* Begin GIVEN RECORDS *

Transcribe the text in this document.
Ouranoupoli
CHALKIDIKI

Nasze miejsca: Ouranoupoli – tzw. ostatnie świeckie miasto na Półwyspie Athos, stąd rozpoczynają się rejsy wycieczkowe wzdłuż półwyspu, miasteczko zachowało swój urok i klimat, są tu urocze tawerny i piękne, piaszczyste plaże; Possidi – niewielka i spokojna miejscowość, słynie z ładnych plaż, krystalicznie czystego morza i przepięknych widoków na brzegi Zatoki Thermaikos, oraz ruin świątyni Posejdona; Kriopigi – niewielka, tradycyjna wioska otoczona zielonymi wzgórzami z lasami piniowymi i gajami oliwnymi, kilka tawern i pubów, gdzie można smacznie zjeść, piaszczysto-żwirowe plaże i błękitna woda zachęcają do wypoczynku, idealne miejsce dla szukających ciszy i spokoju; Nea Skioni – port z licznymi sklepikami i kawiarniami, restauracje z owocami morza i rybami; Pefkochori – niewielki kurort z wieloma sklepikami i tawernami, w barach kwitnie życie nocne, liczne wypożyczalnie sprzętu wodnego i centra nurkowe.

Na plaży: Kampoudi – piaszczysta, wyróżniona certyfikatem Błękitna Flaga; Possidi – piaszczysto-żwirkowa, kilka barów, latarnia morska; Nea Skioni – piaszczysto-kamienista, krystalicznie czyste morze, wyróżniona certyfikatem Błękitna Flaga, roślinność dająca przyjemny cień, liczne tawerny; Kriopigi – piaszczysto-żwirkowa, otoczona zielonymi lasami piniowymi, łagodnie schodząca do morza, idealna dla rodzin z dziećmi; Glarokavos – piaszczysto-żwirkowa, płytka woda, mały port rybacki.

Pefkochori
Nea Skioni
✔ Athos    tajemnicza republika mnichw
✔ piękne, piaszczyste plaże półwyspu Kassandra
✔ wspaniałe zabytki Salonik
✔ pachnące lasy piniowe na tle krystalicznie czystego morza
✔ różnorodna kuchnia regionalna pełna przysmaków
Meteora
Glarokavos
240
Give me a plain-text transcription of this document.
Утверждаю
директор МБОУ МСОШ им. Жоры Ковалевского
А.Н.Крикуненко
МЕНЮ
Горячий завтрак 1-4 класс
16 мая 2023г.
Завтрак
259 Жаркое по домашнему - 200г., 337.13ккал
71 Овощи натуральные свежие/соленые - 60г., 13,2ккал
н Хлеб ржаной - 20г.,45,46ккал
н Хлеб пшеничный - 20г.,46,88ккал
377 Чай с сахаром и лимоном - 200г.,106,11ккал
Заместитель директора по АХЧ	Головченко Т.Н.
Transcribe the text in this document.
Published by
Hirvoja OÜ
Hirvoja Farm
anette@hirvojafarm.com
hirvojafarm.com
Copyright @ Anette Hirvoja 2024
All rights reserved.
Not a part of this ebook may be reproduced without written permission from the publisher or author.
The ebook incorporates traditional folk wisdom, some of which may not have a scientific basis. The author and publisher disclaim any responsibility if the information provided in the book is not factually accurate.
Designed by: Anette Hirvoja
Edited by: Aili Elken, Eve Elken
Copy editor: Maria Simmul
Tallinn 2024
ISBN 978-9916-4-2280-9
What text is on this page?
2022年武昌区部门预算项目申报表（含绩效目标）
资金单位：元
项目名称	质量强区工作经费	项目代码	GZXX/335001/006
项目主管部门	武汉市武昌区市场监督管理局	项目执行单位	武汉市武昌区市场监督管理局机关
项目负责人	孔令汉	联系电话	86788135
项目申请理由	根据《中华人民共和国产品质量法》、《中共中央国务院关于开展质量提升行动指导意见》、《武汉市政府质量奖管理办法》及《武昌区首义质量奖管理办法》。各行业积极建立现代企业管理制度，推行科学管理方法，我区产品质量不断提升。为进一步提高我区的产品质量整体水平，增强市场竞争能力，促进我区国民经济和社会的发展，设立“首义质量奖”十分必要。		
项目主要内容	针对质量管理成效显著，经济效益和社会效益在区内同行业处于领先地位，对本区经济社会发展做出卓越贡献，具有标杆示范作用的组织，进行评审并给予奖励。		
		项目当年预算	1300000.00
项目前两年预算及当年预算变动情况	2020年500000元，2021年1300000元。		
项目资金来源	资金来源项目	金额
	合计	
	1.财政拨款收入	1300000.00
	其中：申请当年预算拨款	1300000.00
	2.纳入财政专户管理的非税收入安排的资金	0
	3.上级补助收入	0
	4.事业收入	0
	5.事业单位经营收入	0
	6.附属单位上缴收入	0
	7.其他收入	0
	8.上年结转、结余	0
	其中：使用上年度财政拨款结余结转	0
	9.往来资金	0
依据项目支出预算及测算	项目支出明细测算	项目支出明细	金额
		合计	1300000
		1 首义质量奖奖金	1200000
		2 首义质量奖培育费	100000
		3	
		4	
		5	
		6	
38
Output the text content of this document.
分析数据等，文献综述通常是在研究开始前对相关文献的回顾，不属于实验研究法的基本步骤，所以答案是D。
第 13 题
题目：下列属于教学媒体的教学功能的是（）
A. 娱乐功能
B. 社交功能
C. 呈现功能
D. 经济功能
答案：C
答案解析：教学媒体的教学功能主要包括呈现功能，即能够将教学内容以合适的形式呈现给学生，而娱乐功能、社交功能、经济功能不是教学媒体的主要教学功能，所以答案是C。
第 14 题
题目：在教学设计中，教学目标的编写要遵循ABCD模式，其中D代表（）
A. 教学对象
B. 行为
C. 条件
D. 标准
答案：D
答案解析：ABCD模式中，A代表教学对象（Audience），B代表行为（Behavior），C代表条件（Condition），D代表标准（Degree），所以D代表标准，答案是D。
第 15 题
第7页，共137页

* End GIVEN RECORDS *

• [TASK DETAILS] Lines that include the word "社交功能" — how many are there in the data? Answer with the number alone.

• [RESPONSE TO THE EXERCISE] 2